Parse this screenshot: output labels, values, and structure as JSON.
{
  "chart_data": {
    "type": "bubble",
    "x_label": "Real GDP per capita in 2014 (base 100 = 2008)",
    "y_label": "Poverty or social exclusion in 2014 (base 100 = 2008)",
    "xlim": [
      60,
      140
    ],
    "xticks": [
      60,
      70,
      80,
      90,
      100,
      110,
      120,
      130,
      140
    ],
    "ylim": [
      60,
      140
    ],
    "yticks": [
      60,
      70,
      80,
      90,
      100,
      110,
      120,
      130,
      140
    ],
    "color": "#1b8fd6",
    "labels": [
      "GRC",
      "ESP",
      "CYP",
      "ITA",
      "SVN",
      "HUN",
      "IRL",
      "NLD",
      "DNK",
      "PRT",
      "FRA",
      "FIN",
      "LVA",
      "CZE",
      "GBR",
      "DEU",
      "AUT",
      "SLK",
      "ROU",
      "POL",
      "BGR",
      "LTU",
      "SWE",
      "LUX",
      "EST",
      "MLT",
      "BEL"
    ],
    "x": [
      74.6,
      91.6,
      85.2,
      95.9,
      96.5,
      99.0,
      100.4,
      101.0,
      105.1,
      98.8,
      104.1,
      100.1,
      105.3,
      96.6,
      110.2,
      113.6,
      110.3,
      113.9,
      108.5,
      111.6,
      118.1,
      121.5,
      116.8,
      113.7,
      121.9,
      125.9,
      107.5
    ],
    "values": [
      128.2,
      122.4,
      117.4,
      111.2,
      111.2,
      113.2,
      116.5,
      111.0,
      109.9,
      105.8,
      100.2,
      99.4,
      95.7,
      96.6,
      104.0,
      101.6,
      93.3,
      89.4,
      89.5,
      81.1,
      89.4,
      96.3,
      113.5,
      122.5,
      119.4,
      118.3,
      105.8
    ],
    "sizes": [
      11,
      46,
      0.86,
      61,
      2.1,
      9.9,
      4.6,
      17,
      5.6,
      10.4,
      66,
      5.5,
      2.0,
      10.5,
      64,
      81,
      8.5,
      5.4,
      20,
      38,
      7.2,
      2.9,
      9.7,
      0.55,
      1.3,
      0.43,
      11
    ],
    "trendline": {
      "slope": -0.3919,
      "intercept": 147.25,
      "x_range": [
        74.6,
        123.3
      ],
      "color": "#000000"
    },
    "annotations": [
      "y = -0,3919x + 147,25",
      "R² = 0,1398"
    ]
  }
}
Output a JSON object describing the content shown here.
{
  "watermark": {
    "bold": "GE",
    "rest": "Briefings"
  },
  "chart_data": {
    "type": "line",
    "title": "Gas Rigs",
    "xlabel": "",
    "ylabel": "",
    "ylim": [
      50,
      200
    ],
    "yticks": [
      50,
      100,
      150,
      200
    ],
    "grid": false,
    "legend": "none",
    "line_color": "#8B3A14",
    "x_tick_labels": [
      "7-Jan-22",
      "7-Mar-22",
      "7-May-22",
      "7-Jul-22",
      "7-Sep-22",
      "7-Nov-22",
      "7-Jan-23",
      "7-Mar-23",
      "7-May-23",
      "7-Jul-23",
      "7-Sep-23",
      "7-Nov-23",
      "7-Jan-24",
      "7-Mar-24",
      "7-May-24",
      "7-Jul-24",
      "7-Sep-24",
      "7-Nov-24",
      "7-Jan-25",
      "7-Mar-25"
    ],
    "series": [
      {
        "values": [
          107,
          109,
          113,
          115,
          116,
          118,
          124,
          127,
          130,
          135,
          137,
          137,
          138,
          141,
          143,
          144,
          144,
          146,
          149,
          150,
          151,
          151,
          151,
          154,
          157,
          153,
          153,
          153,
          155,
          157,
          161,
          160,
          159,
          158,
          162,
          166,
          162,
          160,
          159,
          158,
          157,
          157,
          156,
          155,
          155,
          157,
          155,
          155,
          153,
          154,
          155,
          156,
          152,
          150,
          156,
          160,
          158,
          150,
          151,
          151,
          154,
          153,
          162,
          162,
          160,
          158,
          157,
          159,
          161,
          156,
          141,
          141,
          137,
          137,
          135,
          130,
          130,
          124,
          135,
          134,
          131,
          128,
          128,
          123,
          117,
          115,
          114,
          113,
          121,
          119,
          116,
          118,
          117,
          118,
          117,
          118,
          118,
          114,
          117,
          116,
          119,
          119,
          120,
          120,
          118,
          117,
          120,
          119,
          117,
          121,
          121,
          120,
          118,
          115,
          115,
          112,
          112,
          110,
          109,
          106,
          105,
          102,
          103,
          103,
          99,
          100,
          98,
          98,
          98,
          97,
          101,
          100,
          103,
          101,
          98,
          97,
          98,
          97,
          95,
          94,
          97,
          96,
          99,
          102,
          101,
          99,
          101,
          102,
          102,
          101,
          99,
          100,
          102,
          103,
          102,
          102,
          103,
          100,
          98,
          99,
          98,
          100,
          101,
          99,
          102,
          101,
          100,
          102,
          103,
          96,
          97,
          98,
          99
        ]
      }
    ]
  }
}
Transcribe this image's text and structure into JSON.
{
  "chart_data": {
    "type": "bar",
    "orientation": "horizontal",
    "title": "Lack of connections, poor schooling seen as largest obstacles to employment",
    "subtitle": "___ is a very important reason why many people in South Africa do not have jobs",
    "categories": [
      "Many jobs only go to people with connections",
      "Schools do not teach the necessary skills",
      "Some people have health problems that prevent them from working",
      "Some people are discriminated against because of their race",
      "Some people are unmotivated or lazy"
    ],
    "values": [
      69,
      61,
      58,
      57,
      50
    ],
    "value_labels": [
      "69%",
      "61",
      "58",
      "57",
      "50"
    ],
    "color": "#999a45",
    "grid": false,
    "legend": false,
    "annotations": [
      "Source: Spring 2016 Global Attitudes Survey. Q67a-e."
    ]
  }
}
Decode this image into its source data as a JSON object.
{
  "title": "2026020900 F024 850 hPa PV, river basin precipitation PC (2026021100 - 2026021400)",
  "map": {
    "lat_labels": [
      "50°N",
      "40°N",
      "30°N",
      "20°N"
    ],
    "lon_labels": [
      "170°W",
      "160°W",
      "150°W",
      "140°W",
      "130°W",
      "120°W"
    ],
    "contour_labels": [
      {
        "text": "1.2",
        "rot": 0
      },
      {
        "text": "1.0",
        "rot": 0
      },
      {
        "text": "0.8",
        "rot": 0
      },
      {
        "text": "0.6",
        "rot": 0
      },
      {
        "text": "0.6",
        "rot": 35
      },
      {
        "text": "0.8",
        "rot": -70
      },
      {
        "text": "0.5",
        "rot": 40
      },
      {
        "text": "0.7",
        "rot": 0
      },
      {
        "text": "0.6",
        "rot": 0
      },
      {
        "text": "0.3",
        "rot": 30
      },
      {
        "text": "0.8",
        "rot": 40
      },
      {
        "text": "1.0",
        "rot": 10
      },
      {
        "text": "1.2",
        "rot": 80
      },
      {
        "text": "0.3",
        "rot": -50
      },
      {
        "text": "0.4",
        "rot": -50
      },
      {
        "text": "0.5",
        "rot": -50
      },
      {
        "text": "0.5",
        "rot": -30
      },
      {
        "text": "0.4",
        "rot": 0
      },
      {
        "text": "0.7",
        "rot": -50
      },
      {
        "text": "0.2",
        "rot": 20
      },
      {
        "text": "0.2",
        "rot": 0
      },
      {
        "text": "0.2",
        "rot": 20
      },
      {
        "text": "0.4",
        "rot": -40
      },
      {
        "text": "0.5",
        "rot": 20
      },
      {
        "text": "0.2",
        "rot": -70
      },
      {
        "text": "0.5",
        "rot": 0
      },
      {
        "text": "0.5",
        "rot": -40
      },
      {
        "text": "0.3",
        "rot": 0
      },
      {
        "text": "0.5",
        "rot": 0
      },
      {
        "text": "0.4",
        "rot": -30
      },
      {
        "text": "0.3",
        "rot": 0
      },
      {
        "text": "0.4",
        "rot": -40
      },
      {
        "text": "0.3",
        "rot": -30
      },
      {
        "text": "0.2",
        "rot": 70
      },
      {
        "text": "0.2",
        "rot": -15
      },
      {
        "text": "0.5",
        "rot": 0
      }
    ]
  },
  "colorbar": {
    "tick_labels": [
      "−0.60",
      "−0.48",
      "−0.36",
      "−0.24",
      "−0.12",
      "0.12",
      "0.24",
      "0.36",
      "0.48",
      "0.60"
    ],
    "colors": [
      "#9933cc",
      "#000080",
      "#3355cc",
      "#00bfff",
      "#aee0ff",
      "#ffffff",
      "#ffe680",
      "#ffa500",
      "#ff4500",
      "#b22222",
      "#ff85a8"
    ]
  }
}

----------------

◆ **Aim**
Reproduce each line from the records that contains the word "people".

◆ **Written response**
    "subtitle": "___ is a very important reason why many people in South Africa do not have jobs",
      "Many jobs only go to people with connections",
      "Some people have health problems that prevent them from working",
      "Some people are discriminated against because of their race",
      "Some people are unmotivated or lazy"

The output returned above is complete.